++++ SUPPLIED INFORMATION ++++

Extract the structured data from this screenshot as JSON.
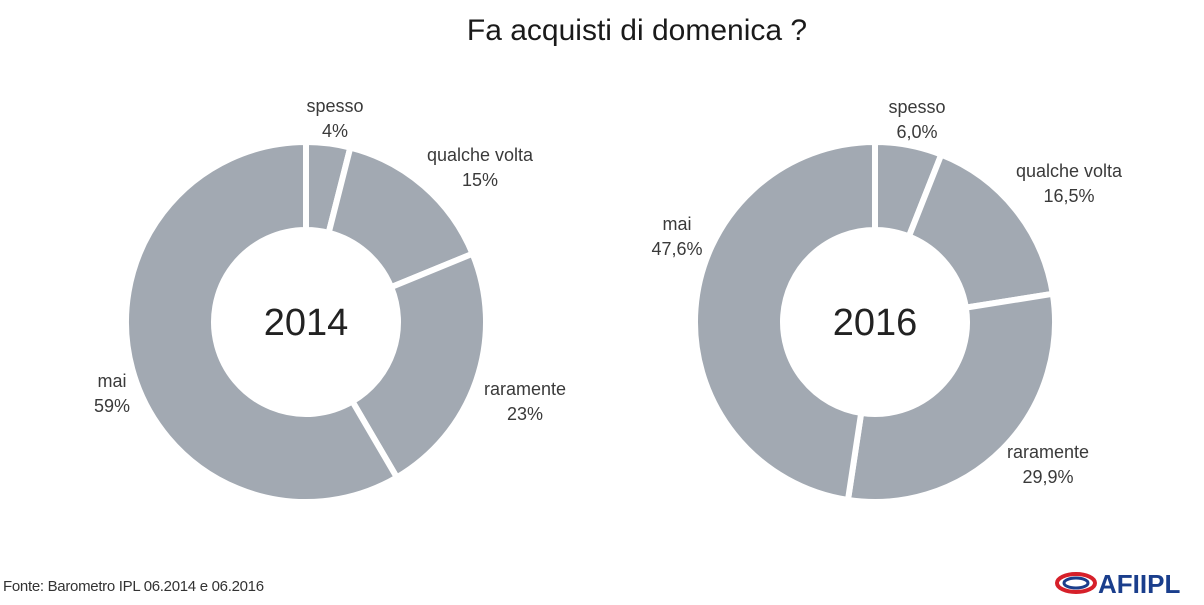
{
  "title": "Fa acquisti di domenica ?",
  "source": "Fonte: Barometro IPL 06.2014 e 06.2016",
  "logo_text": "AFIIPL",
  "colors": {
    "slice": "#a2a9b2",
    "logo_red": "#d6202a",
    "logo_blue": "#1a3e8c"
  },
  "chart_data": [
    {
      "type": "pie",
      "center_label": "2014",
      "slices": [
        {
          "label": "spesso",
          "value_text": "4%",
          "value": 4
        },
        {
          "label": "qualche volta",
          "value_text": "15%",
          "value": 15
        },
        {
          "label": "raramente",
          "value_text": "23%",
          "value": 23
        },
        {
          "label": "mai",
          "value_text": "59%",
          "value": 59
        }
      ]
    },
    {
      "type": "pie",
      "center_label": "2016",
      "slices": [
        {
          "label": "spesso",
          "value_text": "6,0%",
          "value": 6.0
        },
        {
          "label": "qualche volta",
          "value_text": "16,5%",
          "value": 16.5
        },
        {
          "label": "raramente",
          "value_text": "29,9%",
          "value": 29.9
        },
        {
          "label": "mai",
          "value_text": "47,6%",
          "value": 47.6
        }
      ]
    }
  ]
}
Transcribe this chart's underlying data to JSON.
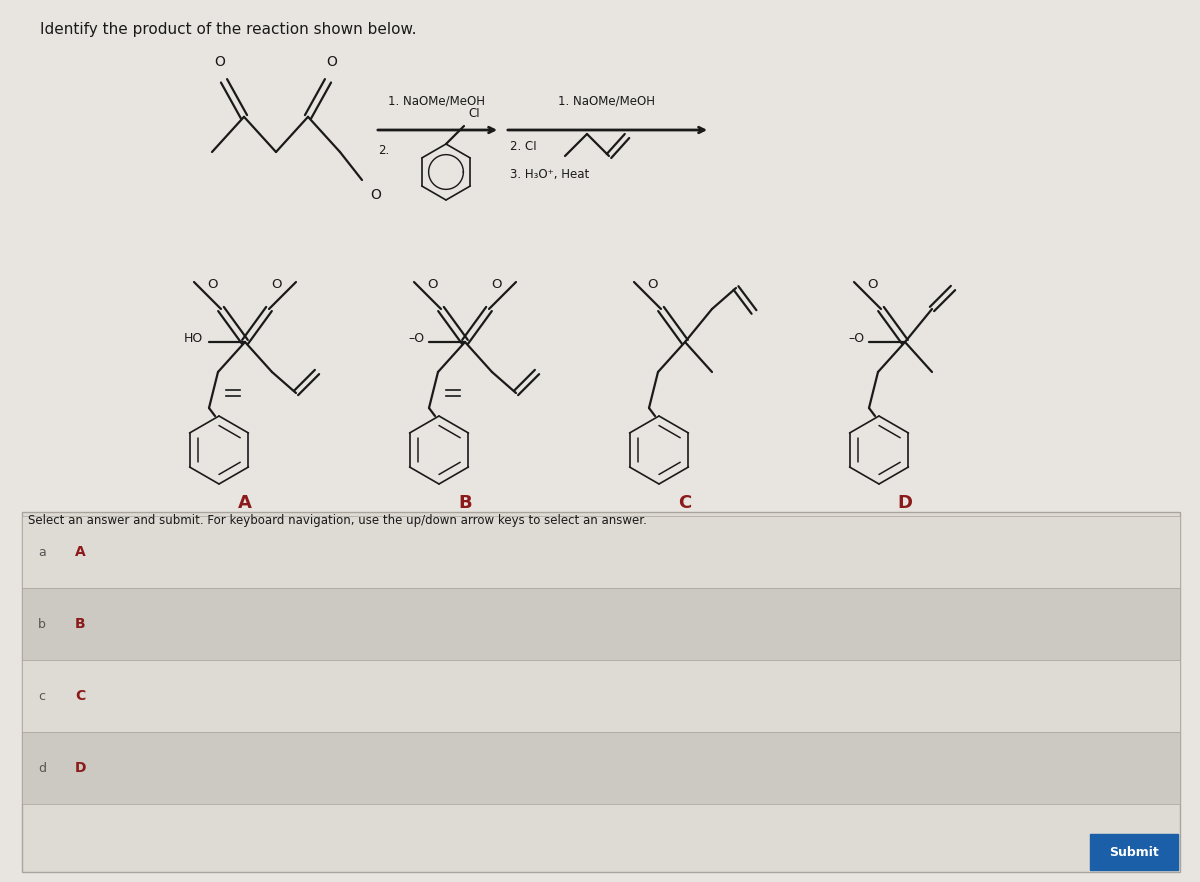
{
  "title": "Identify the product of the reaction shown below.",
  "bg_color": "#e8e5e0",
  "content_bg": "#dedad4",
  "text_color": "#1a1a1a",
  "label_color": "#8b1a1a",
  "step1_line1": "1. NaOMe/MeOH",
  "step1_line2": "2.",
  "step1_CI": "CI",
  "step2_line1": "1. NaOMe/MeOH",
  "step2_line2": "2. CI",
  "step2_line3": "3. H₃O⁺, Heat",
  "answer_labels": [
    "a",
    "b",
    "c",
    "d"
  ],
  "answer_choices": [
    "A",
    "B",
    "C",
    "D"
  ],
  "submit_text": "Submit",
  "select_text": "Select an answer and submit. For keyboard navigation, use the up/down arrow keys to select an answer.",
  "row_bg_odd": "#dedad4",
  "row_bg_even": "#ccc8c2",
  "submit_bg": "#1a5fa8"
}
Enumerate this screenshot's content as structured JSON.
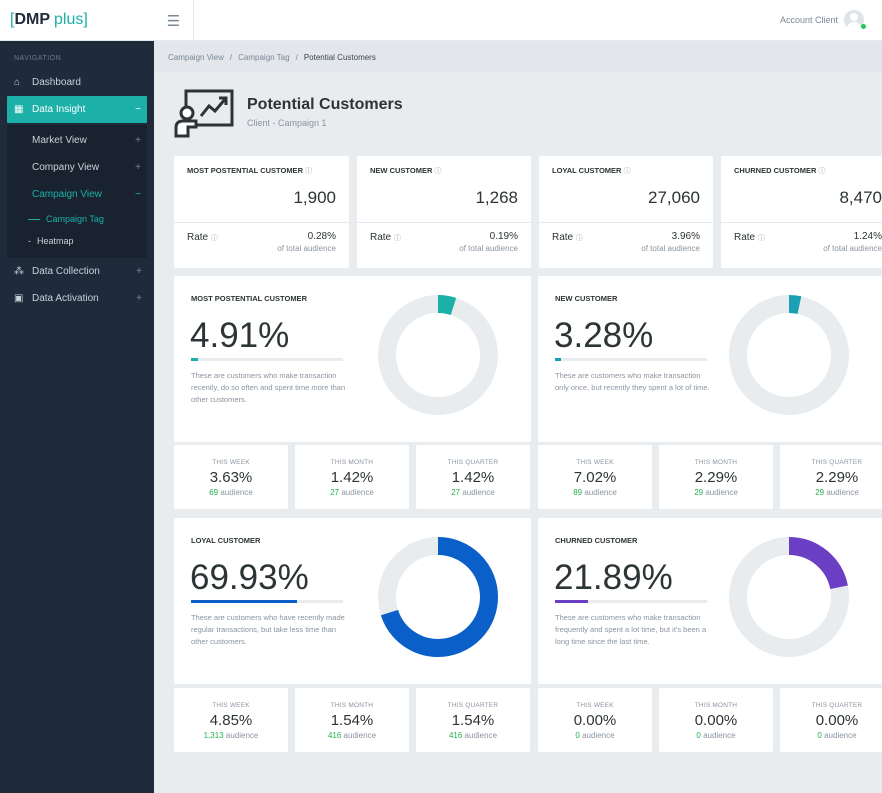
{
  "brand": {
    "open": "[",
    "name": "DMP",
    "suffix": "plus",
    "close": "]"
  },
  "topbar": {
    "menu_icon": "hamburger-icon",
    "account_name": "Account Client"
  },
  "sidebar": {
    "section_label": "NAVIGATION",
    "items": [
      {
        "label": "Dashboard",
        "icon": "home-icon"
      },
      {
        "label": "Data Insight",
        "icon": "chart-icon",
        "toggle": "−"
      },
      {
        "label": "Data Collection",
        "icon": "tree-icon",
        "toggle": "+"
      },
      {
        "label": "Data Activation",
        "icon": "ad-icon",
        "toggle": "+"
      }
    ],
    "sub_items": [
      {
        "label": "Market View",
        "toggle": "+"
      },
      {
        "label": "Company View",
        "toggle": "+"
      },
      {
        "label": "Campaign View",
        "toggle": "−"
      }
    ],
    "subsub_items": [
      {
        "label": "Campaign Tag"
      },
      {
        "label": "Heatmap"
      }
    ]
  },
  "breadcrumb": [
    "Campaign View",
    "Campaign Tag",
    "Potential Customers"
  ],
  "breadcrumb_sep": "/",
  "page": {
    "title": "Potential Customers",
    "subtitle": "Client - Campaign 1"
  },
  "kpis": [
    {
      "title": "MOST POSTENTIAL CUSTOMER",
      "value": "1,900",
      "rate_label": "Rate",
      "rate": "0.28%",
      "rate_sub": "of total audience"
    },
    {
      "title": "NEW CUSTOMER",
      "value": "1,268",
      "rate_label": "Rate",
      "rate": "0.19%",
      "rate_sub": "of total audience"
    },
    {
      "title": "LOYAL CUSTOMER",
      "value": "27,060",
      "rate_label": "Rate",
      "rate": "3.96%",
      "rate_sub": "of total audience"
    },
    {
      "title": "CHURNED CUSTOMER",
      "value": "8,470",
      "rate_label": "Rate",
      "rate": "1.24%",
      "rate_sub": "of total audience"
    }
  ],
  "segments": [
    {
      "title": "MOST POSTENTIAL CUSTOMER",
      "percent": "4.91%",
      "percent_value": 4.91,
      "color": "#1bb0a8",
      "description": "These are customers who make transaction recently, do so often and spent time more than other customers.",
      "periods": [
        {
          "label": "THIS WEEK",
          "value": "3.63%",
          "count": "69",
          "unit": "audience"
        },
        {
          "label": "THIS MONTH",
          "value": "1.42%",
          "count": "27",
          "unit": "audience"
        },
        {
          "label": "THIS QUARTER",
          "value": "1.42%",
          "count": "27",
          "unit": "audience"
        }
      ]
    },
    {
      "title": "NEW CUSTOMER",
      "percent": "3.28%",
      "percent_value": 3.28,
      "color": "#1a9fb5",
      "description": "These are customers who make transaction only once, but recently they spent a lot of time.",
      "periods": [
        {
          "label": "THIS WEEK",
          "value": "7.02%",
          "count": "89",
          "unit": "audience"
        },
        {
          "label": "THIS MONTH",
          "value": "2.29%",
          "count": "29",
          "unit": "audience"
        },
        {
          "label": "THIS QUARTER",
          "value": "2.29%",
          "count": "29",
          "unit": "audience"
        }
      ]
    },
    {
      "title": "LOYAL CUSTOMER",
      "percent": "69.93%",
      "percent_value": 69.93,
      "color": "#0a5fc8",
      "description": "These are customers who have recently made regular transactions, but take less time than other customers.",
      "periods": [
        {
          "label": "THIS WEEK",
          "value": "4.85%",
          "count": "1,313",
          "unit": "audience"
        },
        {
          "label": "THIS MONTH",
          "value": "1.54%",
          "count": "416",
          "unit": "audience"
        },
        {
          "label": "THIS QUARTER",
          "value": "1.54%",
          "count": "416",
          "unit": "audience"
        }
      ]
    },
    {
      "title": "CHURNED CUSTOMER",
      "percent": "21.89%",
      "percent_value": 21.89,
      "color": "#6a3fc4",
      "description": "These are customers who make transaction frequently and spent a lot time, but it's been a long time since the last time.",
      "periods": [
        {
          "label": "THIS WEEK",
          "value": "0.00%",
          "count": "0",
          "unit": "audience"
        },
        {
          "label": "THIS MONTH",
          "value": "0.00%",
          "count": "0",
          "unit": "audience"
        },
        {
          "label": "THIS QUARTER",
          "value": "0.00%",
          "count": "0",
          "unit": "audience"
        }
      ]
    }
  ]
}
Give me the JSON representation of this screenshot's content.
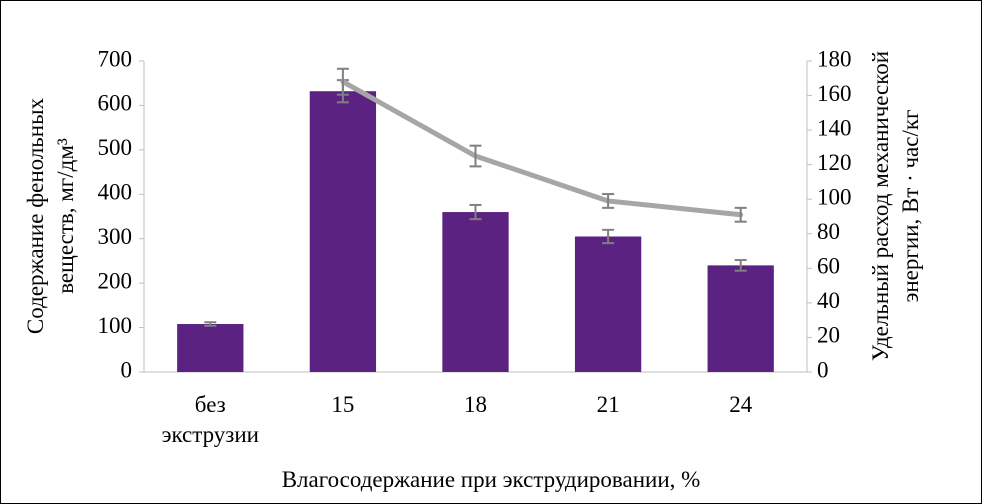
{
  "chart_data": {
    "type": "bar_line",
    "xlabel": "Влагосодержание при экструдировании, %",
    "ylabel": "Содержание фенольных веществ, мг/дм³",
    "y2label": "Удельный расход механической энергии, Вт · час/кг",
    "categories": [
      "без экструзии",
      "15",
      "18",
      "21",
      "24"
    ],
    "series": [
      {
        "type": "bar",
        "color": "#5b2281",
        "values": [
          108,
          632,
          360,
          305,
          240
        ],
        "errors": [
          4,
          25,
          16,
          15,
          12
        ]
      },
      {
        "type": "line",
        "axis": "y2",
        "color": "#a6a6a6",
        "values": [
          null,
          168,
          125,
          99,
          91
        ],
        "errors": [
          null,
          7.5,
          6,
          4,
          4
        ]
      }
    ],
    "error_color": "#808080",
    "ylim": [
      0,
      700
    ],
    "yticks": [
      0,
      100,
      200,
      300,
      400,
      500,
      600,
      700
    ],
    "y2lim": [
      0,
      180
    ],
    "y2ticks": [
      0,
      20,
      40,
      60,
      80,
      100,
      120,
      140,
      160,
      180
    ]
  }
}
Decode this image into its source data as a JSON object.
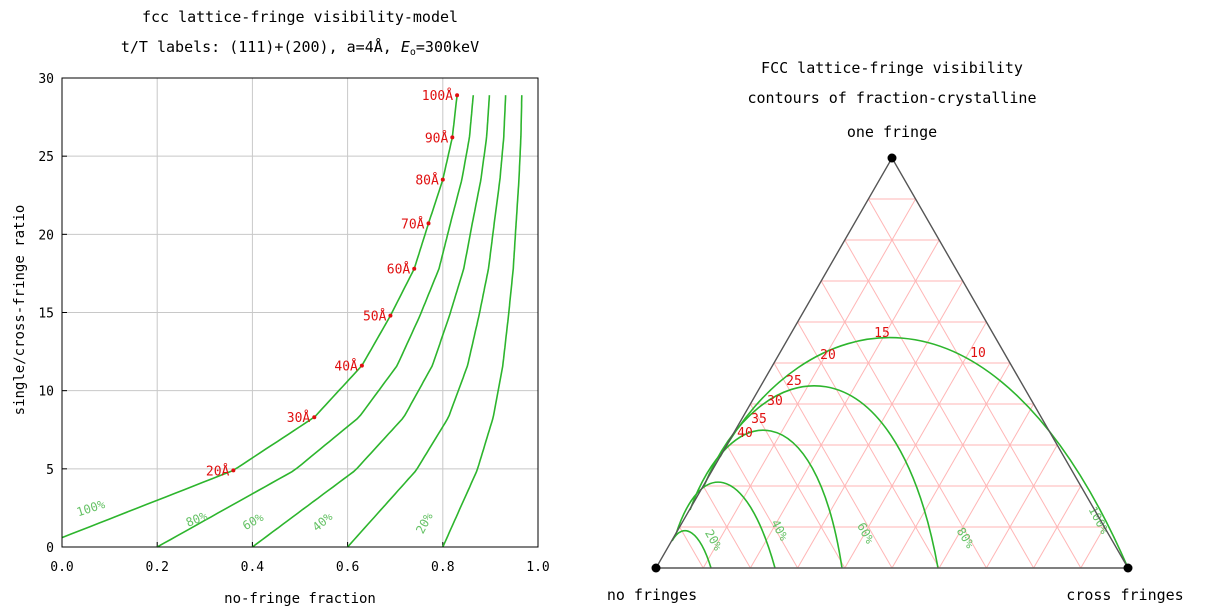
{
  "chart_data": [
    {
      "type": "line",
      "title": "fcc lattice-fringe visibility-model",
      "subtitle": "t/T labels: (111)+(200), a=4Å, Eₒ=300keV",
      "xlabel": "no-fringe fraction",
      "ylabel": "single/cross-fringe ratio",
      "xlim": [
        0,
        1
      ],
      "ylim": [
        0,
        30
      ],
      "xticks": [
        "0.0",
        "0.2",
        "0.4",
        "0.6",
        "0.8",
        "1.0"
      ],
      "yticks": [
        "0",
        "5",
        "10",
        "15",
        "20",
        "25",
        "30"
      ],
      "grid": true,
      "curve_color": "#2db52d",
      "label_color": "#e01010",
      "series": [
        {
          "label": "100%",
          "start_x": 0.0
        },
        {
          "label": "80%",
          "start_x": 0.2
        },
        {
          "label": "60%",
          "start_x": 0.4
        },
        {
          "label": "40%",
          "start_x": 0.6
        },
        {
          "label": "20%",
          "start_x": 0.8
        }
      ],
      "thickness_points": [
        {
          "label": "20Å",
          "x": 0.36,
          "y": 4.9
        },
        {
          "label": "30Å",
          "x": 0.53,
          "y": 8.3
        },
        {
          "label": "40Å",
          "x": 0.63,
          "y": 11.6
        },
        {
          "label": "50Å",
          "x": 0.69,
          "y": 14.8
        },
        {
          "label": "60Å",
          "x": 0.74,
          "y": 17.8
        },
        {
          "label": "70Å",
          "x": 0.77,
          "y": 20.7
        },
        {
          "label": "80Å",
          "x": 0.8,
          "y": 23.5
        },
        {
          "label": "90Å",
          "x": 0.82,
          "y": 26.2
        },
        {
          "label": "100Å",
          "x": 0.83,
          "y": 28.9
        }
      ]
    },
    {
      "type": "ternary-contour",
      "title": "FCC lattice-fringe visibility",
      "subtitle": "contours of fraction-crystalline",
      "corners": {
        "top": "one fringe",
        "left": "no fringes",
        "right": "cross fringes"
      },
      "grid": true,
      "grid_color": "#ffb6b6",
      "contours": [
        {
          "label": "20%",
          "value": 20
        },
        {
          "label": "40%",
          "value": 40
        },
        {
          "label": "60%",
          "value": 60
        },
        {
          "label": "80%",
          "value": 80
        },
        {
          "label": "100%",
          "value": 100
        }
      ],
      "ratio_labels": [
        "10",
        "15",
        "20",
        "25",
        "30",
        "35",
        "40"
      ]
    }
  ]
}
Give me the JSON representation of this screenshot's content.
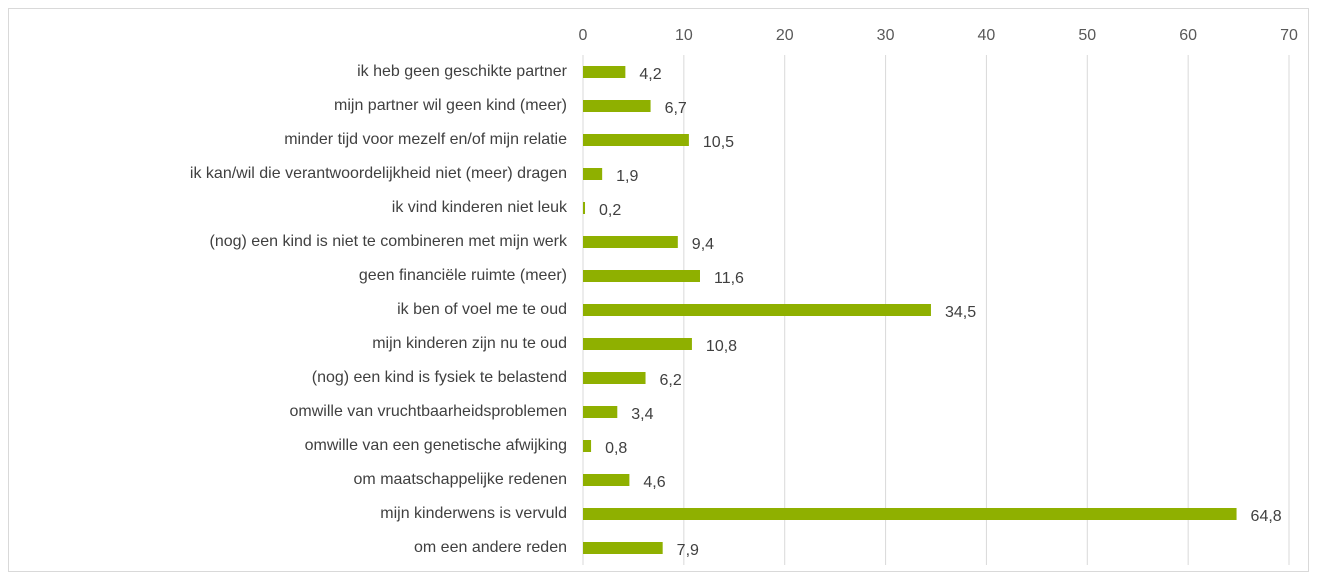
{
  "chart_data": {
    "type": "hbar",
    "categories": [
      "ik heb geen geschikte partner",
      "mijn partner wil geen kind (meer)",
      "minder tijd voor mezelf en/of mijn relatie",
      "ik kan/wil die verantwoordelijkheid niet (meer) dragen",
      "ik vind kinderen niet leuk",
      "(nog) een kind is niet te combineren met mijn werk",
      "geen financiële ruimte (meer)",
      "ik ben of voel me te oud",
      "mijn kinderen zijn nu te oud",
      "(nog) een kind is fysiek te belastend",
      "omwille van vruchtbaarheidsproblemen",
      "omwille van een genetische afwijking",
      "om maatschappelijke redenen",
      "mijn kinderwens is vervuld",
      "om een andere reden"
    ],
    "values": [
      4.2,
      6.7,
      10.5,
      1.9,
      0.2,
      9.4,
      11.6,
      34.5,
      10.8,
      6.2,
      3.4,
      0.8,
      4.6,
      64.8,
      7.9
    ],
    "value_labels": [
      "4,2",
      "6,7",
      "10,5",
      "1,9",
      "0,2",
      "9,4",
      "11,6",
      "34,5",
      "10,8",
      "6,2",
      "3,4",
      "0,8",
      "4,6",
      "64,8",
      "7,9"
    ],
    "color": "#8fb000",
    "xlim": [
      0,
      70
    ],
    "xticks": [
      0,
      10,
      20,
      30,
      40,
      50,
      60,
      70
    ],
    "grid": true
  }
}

++++

PROBLEM REQUIREMENTS
Which lines above contain "description"? Show each of them.

RESPONSE TO THIS EXERCISE
      "description": "These are customers who make transaction recently, do so often and spent time more than other customers.",
      "description": "These are customers who make transaction only once, but recently they spent a lot of time.",
      "description": "These are customers who have recently made regular transactions, but take less time than other customers.",
      "description": "These are customers who make transaction frequently and spent a lot time, but it's been a long time since the last time.",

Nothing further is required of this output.